#### STUDY TEXT:
--- START ---

Peter Norbeck (August 27, 1870December 20, 1936) was an American politician from South Dakota. After serving two terms as the ninth Governor of South Dakota, Norbeck was elected to three consecutive terms as a United States Senator. Norbeck was the first native-born Governor of South Dakota to serve in office, and the first native-born U.S. Senator from South Dakota. (Norbeck was born in the portion of the Dakota Territory that would later become the state of South Dakota). He is best remembered as "Mount Rushmore's great political patron", for promoting the construction of the giant sculpture at Mount Rushmore and securing federal funding for it.

Early life and education
Norbeck was the oldest of six children born to immigrants George (born in Jämtland, Sweden) and Karen (Larsen) Norbeck, who was Norwegian. At the time of Norbeck's birth, his family was living in a dugout on the family's , located  northeast of Vermillion, Dakota Territory. He attended the public schools and the University of South Dakota at Vermillion. In 1895 he was a contractor and driller of deep water, oil, and gas wells. He moved to Redfield, South Dakota in 1900 and added agricultural pursuits.

--- END ---

#### QUESTIONS TO ANSWER:
• A. Translate this sentence from the text on Peter Norbeck into Spanish: "He moved to Redfield, South Dakota in 1900 and added agricultural pursuits."
• B. Answer these from the text on Peter Norbeck:
(i) How many terms did Norbeck serve as a United States Senator?
(ii) Where was his father, George, born?
(iii) What work was Norbeck doing in 1895?
• C. According to the text on Peter Norbeck, why is he best remembered as "Mount Rushmore's great political patron"?

#### EXTRACTED RECORDS:
--- START ---

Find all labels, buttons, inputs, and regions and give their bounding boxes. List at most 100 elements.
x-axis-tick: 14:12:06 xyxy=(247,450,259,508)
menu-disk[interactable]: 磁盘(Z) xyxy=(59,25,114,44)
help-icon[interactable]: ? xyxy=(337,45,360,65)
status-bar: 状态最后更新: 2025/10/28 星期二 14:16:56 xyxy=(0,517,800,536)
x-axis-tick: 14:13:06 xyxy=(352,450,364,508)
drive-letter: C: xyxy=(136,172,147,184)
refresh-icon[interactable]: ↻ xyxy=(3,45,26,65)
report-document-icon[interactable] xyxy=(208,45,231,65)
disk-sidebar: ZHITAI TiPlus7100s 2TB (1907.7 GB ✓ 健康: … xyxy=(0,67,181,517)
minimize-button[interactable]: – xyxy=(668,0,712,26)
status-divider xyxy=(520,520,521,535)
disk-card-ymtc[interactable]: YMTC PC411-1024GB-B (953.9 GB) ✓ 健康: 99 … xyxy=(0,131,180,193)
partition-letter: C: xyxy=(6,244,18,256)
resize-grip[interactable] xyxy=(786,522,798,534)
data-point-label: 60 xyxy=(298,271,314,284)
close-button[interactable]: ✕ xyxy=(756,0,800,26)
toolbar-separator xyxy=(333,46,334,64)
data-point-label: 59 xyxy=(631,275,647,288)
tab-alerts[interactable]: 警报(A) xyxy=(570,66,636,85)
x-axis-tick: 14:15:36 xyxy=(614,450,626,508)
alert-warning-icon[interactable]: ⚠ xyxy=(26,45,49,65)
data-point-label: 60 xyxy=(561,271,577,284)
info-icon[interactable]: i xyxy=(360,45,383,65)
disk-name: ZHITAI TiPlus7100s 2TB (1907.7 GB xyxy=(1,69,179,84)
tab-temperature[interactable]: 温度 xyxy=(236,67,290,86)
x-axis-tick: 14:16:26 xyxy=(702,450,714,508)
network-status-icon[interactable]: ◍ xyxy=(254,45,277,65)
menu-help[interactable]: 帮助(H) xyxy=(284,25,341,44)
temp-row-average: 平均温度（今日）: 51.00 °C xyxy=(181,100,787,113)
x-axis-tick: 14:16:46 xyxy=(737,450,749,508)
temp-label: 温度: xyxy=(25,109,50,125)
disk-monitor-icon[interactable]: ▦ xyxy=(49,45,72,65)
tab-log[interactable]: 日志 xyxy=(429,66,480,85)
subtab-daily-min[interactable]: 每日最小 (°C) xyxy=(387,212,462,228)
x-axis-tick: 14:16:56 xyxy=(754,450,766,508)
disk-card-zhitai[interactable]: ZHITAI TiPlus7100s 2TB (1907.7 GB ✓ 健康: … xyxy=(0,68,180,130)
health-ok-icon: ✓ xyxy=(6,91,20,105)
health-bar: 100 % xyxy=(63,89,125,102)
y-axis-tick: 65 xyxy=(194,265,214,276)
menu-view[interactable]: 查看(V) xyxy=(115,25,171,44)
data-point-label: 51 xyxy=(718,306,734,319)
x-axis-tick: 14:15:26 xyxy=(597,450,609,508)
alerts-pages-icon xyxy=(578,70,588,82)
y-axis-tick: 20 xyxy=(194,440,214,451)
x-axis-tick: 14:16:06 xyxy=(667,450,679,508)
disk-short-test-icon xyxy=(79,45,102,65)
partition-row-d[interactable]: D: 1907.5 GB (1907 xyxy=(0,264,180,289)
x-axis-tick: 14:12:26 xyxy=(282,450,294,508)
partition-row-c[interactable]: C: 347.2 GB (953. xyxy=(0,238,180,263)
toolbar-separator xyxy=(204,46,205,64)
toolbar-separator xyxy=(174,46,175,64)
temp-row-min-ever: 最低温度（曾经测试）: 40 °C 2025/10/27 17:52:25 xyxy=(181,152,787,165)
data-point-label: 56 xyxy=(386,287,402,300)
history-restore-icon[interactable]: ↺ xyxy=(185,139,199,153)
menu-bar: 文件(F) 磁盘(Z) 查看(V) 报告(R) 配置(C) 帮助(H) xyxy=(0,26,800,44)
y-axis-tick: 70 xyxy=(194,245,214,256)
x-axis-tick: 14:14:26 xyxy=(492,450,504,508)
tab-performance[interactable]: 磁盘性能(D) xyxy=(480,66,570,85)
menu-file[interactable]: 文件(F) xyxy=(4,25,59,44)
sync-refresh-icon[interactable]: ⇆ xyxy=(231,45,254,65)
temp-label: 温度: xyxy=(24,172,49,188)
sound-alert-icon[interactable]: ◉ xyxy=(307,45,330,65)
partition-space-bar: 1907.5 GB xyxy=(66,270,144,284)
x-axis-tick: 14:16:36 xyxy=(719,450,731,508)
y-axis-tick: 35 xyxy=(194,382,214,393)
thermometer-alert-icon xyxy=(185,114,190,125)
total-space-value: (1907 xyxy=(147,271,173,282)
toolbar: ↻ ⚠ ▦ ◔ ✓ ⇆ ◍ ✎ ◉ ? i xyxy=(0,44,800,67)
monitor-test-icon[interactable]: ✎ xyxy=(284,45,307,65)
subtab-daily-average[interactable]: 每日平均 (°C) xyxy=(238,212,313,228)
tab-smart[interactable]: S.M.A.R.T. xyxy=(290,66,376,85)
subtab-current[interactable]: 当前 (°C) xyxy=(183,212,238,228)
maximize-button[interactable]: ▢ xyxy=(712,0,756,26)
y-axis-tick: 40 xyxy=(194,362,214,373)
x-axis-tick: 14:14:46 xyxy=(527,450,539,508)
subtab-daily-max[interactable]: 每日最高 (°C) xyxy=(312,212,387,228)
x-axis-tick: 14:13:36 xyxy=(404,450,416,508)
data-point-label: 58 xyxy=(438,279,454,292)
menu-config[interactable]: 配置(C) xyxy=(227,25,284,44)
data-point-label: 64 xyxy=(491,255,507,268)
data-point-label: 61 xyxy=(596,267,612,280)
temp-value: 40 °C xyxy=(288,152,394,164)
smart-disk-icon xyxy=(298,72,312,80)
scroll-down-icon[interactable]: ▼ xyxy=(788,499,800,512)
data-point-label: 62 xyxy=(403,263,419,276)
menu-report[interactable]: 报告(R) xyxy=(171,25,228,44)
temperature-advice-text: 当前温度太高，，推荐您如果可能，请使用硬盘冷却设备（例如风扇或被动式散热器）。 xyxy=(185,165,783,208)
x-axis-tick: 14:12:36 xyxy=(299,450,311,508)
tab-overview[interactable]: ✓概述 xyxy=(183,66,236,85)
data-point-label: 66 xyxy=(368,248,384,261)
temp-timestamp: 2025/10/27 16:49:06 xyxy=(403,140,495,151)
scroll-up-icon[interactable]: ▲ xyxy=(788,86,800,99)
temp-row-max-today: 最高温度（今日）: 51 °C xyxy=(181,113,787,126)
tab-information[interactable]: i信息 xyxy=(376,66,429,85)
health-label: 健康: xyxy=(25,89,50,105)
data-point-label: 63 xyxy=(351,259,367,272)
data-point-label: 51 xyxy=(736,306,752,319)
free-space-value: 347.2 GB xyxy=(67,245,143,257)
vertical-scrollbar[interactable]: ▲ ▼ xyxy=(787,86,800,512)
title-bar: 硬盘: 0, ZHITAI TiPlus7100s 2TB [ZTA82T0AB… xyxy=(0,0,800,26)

--- END ---

#### COMPLETED EXERCISE:
• A. Se mudó a Redfield, Dakota del Sur, en 1900 y añadió actividades agrícolas.

• B.
(i) Three consecutive terms.
(ii) In Jämtland, Sweden.
(iii) He was a contractor and driller of deep water, oil, and gas wells.

• C. He promoted the construction of the giant sculpture at Mount Rushmore. He also secured federal funding for it.